Data to use:
◇ ◇ ◇ ◇

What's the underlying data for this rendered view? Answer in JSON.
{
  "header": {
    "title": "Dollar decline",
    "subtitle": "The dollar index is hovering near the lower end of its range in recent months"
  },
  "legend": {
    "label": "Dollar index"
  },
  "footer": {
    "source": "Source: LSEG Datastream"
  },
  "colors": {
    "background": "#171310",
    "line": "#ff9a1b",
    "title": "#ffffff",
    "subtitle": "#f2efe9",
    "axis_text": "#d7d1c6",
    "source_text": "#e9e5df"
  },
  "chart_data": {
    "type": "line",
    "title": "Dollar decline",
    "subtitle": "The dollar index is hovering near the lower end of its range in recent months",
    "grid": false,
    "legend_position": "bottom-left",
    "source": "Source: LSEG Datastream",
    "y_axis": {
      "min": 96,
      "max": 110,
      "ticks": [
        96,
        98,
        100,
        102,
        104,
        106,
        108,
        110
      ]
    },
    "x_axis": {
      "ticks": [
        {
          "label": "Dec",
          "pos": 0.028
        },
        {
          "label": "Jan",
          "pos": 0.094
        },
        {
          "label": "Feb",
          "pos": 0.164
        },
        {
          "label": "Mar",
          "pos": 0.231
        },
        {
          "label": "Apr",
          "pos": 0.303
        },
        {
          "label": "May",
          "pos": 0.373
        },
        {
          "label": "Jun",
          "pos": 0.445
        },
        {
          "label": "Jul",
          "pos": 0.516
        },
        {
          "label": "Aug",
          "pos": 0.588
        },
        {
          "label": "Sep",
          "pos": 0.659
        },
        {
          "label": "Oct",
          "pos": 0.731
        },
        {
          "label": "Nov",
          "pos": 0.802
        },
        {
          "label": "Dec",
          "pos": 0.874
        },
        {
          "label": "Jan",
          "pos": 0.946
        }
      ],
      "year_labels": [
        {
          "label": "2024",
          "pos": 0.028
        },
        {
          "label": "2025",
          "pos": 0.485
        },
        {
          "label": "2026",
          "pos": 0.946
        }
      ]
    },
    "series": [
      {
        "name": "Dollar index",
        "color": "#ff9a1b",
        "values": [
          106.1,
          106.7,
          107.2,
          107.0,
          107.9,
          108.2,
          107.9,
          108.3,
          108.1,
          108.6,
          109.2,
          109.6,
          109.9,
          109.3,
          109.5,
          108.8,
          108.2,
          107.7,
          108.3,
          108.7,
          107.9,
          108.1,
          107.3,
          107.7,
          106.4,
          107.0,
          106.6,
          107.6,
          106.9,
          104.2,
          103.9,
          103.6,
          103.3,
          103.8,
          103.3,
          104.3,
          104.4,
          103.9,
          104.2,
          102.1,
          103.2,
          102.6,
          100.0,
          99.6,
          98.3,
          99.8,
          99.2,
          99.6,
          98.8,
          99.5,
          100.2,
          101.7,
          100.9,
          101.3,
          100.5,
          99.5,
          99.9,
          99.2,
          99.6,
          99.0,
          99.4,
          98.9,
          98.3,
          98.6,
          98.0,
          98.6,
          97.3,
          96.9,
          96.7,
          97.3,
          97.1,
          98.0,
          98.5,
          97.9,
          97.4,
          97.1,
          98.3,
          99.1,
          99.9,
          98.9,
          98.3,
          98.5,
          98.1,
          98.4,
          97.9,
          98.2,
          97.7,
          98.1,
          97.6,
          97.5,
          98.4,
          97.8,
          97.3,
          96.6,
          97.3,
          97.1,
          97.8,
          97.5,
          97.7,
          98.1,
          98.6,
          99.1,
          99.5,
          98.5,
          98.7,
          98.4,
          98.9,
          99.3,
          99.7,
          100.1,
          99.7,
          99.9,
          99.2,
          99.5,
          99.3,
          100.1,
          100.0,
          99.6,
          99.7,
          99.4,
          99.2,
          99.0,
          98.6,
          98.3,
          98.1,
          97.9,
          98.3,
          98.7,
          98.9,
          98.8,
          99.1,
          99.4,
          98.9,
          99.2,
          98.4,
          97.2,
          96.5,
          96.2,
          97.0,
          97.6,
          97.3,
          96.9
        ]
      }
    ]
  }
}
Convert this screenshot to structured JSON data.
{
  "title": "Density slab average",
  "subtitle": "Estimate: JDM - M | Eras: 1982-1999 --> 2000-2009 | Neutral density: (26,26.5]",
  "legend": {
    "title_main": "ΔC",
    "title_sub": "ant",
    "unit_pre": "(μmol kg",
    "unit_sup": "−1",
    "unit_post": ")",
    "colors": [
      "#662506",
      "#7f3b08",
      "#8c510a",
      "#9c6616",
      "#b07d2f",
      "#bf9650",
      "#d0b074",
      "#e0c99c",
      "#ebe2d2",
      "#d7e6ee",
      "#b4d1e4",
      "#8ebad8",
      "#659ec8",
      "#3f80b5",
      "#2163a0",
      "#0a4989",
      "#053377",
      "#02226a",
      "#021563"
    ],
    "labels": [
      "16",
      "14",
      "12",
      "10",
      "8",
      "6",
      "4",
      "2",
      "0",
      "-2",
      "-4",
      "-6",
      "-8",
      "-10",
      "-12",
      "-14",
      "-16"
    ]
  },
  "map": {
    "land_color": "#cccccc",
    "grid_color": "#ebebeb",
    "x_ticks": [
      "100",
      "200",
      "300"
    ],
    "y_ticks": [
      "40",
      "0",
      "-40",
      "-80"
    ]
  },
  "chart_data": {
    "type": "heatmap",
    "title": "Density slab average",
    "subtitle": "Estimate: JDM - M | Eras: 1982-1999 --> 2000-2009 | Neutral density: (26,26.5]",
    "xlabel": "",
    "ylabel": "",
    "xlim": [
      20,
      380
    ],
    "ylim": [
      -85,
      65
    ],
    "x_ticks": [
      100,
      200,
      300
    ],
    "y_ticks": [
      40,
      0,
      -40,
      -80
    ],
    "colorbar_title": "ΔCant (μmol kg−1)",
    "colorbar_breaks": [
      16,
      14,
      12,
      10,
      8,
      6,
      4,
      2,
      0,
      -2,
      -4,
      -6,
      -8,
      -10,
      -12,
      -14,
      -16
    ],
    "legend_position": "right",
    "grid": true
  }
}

◇ ◇ ◇ ◇

From the first line to the last, retype the data exactly.

Answer to the exercise:
What's the underlying data for this rendered view? Answer in JSON.
{
  "header": {
    "title": "Dollar decline",
    "subtitle": "The dollar index is hovering near the lower end of its range in recent months"
  },
  "legend": {
    "label": "Dollar index"
  },
  "footer": {
    "source": "Source: LSEG Datastream"
  },
  "colors": {
    "background": "#171310",
    "line": "#ff9a1b",
    "title": "#ffffff",
    "subtitle": "#f2efe9",
    "axis_text": "#d7d1c6",
    "source_text": "#e9e5df"
  },
  "chart_data": {
    "type": "line",
    "title": "Dollar decline",
    "subtitle": "The dollar index is hovering near the lower end of its range in recent months",
    "grid": false,
    "legend_position": "bottom-left",
    "source": "Source: LSEG Datastream",
    "y_axis": {
      "min": 96,
      "max": 110,
      "ticks": [
        96,
        98,
        100,
        102,
        104,
        106,
        108,
        110
      ]
    },
    "x_axis": {
      "ticks": [
        {
          "label": "Dec",
          "pos": 0.028
        },
        {
          "label": "Jan",
          "pos": 0.094
        },
        {
          "label": "Feb",
          "pos": 0.164
        },
        {
          "label": "Mar",
          "pos": 0.231
        },
        {
          "label": "Apr",
          "pos": 0.303
        },
        {
          "label": "May",
          "pos": 0.373
        },
        {
          "label": "Jun",
          "pos": 0.445
        },
        {
          "label": "Jul",
          "pos": 0.516
        },
        {
          "label": "Aug",
          "pos": 0.588
        },
        {
          "label": "Sep",
          "pos": 0.659
        },
        {
          "label": "Oct",
          "pos": 0.731
        },
        {
          "label": "Nov",
          "pos": 0.802
        },
        {
          "label": "Dec",
          "pos": 0.874
        },
        {
          "label": "Jan",
          "pos": 0.946
        }
      ],
      "year_labels": [
        {
          "label": "2024",
          "pos": 0.028
        },
        {
          "label": "2025",
          "pos": 0.485
        },
        {
          "label": "2026",
          "pos": 0.946
        }
      ]
    },
    "series": [
      {
        "name": "Dollar index",
        "color": "#ff9a1b",
        "values": [
          106.1,
          106.7,
          107.2,
          107.0,
          107.9,
          108.2,
          107.9,
          108.3,
          108.1,
          108.6,
          109.2,
          109.6,
          109.9,
          109.3,
          109.5,
          108.8,
          108.2,
          107.7,
          108.3,
          108.7,
          107.9,
          108.1,
          107.3,
          107.7,
          106.4,
          107.0,
          106.6,
          107.6,
          106.9,
          104.2,
          103.9,
          103.6,
          103.3,
          103.8,
          103.3,
          104.3,
          104.4,
          103.9,
          104.2,
          102.1,
          103.2,
          102.6,
          100.0,
          99.6,
          98.3,
          99.8,
          99.2,
          99.6,
          98.8,
          99.5,
          100.2,
          101.7,
          100.9,
          101.3,
          100.5,
          99.5,
          99.9,
          99.2,
          99.6,
          99.0,
          99.4,
          98.9,
          98.3,
          98.6,
          98.0,
          98.6,
          97.3,
          96.9,
          96.7,
          97.3,
          97.1,
          98.0,
          98.5,
          97.9,
          97.4,
          97.1,
          98.3,
          99.1,
          99.9,
          98.9,
          98.3,
          98.5,
          98.1,
          98.4,
          97.9,
          98.2,
          97.7,
          98.1,
          97.6,
          97.5,
          98.4,
          97.8,
          97.3,
          96.6,
          97.3,
          97.1,
          97.8,
          97.5,
          97.7,
          98.1,
          98.6,
          99.1,
          99.5,
          98.5,
          98.7,
          98.4,
          98.9,
          99.3,
          99.7,
          100.1,
          99.7,
          99.9,
          99.2,
          99.5,
          99.3,
          100.1,
          100.0,
          99.6,
          99.7,
          99.4,
          99.2,
          99.0,
          98.6,
          98.3,
          98.1,
          97.9,
          98.3,
          98.7,
          98.9,
          98.8,
          99.1,
          99.4,
          98.9,
          99.2,
          98.4,
          97.2,
          96.5,
          96.2,
          97.0,
          97.6,
          97.3,
          96.9
        ]
      }
    ]
  }
}
Convert this screenshot to structured JSON data.
{
  "title": "Density slab average",
  "subtitle": "Estimate: JDM - M | Eras: 1982-1999 --> 2000-2009 | Neutral density: (26,26.5]",
  "legend": {
    "title_main": "ΔC",
    "title_sub": "ant",
    "unit_pre": "(μmol kg",
    "unit_sup": "−1",
    "unit_post": ")",
    "colors": [
      "#662506",
      "#7f3b08",
      "#8c510a",
      "#9c6616",
      "#b07d2f",
      "#bf9650",
      "#d0b074",
      "#e0c99c",
      "#ebe2d2",
      "#d7e6ee",
      "#b4d1e4",
      "#8ebad8",
      "#659ec8",
      "#3f80b5",
      "#2163a0",
      "#0a4989",
      "#053377",
      "#02226a",
      "#021563"
    ],
    "labels": [
      "16",
      "14",
      "12",
      "10",
      "8",
      "6",
      "4",
      "2",
      "0",
      "-2",
      "-4",
      "-6",
      "-8",
      "-10",
      "-12",
      "-14",
      "-16"
    ]
  },
  "map": {
    "land_color": "#cccccc",
    "grid_color": "#ebebeb",
    "x_ticks": [
      "100",
      "200",
      "300"
    ],
    "y_ticks": [
      "40",
      "0",
      "-40",
      "-80"
    ]
  },
  "chart_data": {
    "type": "heatmap",
    "title": "Density slab average",
    "subtitle": "Estimate: JDM - M | Eras: 1982-1999 --> 2000-2009 | Neutral density: (26,26.5]",
    "xlabel": "",
    "ylabel": "",
    "xlim": [
      20,
      380
    ],
    "ylim": [
      -85,
      65
    ],
    "x_ticks": [
      100,
      200,
      300
    ],
    "y_ticks": [
      40,
      0,
      -40,
      -80
    ],
    "colorbar_title": "ΔCant (μmol kg−1)",
    "colorbar_breaks": [
      16,
      14,
      12,
      10,
      8,
      6,
      4,
      2,
      0,
      -2,
      -4,
      -6,
      -8,
      -10,
      -12,
      -14,
      -16
    ],
    "legend_position": "right",
    "grid": true
  }
}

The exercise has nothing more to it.